> Problem statement:
Select every line containing the word "icon" from the material, and copy those lines.

═══ Available data

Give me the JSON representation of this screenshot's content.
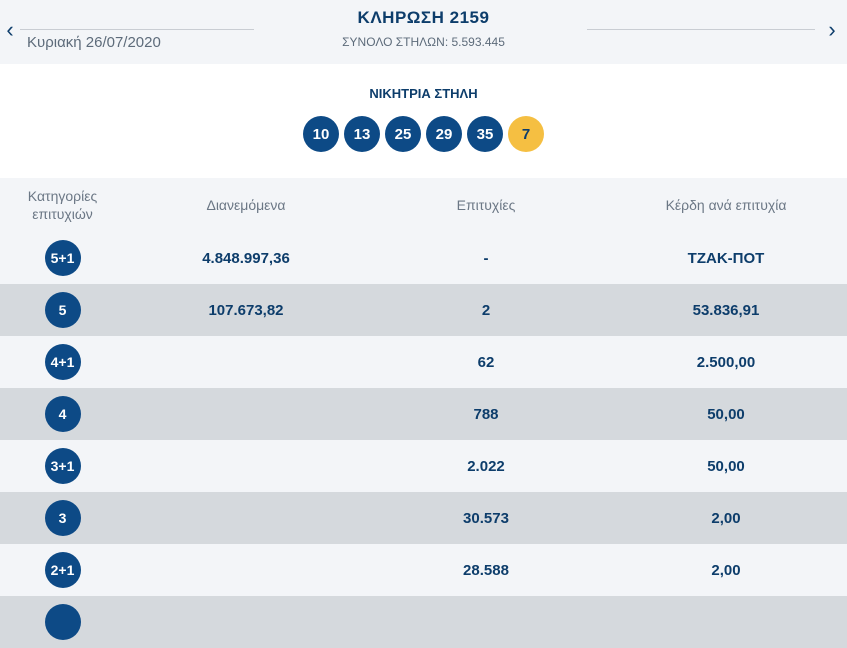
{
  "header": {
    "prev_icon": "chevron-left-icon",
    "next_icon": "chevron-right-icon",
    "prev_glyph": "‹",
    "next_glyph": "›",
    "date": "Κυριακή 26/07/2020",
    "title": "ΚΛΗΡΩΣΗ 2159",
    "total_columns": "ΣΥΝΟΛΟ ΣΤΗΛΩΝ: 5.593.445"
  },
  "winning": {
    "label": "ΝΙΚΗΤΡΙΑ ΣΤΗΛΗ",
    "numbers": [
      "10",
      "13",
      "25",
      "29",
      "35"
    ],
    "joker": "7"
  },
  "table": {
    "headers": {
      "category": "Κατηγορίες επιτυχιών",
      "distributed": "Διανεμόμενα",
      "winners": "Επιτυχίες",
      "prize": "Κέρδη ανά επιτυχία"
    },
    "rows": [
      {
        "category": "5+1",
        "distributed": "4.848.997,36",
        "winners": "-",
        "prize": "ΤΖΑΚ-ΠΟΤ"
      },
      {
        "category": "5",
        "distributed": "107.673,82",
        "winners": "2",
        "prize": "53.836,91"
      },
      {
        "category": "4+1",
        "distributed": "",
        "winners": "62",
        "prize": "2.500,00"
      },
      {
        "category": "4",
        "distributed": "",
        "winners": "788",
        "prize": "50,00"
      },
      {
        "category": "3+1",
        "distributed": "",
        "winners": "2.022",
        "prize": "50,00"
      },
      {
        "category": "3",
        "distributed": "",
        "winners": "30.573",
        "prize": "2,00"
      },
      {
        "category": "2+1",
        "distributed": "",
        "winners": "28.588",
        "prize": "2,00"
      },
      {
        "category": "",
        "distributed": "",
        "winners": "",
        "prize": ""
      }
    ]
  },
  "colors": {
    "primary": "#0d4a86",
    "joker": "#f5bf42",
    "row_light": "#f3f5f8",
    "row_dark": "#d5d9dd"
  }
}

══════
═══ Available data

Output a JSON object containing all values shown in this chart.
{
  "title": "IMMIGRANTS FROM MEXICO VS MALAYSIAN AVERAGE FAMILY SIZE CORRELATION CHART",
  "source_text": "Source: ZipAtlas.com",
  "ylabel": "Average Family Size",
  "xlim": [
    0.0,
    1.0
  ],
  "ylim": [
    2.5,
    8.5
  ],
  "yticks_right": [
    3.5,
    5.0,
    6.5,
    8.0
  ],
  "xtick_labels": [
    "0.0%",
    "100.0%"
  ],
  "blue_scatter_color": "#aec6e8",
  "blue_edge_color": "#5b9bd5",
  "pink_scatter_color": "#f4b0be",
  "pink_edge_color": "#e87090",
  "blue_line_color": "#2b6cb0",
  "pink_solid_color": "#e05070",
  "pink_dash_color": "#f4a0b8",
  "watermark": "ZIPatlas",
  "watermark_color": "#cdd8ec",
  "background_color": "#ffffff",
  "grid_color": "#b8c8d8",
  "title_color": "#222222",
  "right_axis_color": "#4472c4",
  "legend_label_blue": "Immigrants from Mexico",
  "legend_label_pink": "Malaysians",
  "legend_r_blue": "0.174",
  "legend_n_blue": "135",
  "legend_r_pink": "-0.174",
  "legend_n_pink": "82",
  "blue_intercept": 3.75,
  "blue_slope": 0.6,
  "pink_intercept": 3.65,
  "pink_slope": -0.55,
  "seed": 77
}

══════

> Result of the task:
    "prev_icon": "chevron-left-icon",
    "next_icon": "chevron-right-icon",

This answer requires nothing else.